## SET PROBLEM
Each record must be reproduced exactly as it is shown.

## DATASET ROWS
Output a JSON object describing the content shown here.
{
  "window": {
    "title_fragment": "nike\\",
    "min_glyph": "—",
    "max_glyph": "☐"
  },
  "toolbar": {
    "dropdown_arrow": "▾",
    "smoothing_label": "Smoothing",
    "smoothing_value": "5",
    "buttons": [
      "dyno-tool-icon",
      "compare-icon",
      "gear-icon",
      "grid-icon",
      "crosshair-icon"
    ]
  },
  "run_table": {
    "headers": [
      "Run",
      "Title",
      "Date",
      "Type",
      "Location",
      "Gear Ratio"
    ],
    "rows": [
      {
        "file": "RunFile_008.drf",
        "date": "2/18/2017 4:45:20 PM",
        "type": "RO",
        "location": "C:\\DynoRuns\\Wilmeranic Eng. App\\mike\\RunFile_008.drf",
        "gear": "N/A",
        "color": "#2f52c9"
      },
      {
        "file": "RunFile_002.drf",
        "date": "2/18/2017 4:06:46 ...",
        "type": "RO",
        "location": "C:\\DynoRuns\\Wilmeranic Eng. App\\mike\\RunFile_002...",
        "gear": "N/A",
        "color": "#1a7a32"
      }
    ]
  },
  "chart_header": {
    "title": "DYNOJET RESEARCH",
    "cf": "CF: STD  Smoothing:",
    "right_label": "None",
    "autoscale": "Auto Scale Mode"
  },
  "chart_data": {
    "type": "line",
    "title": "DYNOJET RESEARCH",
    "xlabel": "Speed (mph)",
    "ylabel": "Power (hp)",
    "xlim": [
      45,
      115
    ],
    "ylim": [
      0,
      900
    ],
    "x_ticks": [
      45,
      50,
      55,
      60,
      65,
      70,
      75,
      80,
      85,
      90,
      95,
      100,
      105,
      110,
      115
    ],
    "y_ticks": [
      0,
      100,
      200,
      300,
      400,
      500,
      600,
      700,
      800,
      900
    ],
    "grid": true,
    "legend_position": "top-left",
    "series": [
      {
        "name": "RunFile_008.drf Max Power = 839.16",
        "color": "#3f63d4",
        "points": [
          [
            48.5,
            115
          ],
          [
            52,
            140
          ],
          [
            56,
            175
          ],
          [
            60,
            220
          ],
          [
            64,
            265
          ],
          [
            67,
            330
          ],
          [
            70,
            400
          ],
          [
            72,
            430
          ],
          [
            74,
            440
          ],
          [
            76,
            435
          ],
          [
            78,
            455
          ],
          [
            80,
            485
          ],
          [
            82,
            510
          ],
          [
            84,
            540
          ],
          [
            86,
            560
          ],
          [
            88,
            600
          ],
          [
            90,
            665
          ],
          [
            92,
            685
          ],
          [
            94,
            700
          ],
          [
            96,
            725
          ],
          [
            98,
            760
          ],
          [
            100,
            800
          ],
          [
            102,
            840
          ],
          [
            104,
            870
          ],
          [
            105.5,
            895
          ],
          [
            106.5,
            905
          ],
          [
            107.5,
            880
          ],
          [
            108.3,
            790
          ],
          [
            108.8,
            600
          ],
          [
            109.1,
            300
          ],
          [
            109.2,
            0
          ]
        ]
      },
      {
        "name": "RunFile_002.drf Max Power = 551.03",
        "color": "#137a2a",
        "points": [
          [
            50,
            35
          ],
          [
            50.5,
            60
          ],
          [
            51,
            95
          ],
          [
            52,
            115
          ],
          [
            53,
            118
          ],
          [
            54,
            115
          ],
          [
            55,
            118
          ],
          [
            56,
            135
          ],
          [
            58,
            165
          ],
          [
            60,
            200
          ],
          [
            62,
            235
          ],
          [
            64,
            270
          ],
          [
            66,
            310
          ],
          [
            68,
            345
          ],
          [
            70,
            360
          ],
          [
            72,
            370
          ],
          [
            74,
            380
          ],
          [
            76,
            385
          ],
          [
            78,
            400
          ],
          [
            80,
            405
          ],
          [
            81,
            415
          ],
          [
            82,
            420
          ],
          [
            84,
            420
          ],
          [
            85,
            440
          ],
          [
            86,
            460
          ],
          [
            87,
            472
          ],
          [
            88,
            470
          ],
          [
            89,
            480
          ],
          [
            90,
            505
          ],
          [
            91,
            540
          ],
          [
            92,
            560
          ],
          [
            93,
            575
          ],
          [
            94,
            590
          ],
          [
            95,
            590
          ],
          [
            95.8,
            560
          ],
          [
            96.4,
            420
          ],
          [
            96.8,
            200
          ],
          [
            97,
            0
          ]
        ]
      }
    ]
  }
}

## COMPLETE RESPONSE
Output a JSON object describing the content shown here.
{
  "window": {
    "title_fragment": "nike\\",
    "min_glyph": "—",
    "max_glyph": "☐"
  },
  "toolbar": {
    "dropdown_arrow": "▾",
    "smoothing_label": "Smoothing",
    "smoothing_value": "5",
    "buttons": [
      "dyno-tool-icon",
      "compare-icon",
      "gear-icon",
      "grid-icon",
      "crosshair-icon"
    ]
  },
  "run_table": {
    "headers": [
      "Run",
      "Title",
      "Date",
      "Type",
      "Location",
      "Gear Ratio"
    ],
    "rows": [
      {
        "file": "RunFile_008.drf",
        "date": "2/18/2017 4:45:20 PM",
        "type": "RO",
        "location": "C:\\DynoRuns\\Wilmeranic Eng. App\\mike\\RunFile_008.drf",
        "gear": "N/A",
        "color": "#2f52c9"
      },
      {
        "file": "RunFile_002.drf",
        "date": "2/18/2017 4:06:46 ...",
        "type": "RO",
        "location": "C:\\DynoRuns\\Wilmeranic Eng. App\\mike\\RunFile_002...",
        "gear": "N/A",
        "color": "#1a7a32"
      }
    ]
  },
  "chart_header": {
    "title": "DYNOJET RESEARCH",
    "cf": "CF: STD  Smoothing:",
    "right_label": "None",
    "autoscale": "Auto Scale Mode"
  },
  "chart_data": {
    "type": "line",
    "title": "DYNOJET RESEARCH",
    "xlabel": "Speed (mph)",
    "ylabel": "Power (hp)",
    "xlim": [
      45,
      115
    ],
    "ylim": [
      0,
      900
    ],
    "x_ticks": [
      45,
      50,
      55,
      60,
      65,
      70,
      75,
      80,
      85,
      90,
      95,
      100,
      105,
      110,
      115
    ],
    "y_ticks": [
      0,
      100,
      200,
      300,
      400,
      500,
      600,
      700,
      800,
      900
    ],
    "grid": true,
    "legend_position": "top-left",
    "series": [
      {
        "name": "RunFile_008.drf Max Power = 839.16",
        "color": "#3f63d4",
        "points": [
          [
            48.5,
            115
          ],
          [
            52,
            140
          ],
          [
            56,
            175
          ],
          [
            60,
            220
          ],
          [
            64,
            265
          ],
          [
            67,
            330
          ],
          [
            70,
            400
          ],
          [
            72,
            430
          ],
          [
            74,
            440
          ],
          [
            76,
            435
          ],
          [
            78,
            455
          ],
          [
            80,
            485
          ],
          [
            82,
            510
          ],
          [
            84,
            540
          ],
          [
            86,
            560
          ],
          [
            88,
            600
          ],
          [
            90,
            665
          ],
          [
            92,
            685
          ],
          [
            94,
            700
          ],
          [
            96,
            725
          ],
          [
            98,
            760
          ],
          [
            100,
            800
          ],
          [
            102,
            840
          ],
          [
            104,
            870
          ],
          [
            105.5,
            895
          ],
          [
            106.5,
            905
          ],
          [
            107.5,
            880
          ],
          [
            108.3,
            790
          ],
          [
            108.8,
            600
          ],
          [
            109.1,
            300
          ],
          [
            109.2,
            0
          ]
        ]
      },
      {
        "name": "RunFile_002.drf Max Power = 551.03",
        "color": "#137a2a",
        "points": [
          [
            50,
            35
          ],
          [
            50.5,
            60
          ],
          [
            51,
            95
          ],
          [
            52,
            115
          ],
          [
            53,
            118
          ],
          [
            54,
            115
          ],
          [
            55,
            118
          ],
          [
            56,
            135
          ],
          [
            58,
            165
          ],
          [
            60,
            200
          ],
          [
            62,
            235
          ],
          [
            64,
            270
          ],
          [
            66,
            310
          ],
          [
            68,
            345
          ],
          [
            70,
            360
          ],
          [
            72,
            370
          ],
          [
            74,
            380
          ],
          [
            76,
            385
          ],
          [
            78,
            400
          ],
          [
            80,
            405
          ],
          [
            81,
            415
          ],
          [
            82,
            420
          ],
          [
            84,
            420
          ],
          [
            85,
            440
          ],
          [
            86,
            460
          ],
          [
            87,
            472
          ],
          [
            88,
            470
          ],
          [
            89,
            480
          ],
          [
            90,
            505
          ],
          [
            91,
            540
          ],
          [
            92,
            560
          ],
          [
            93,
            575
          ],
          [
            94,
            590
          ],
          [
            95,
            590
          ],
          [
            95.8,
            560
          ],
          [
            96.4,
            420
          ],
          [
            96.8,
            200
          ],
          [
            97,
            0
          ]
        ]
      }
    ]
  }
}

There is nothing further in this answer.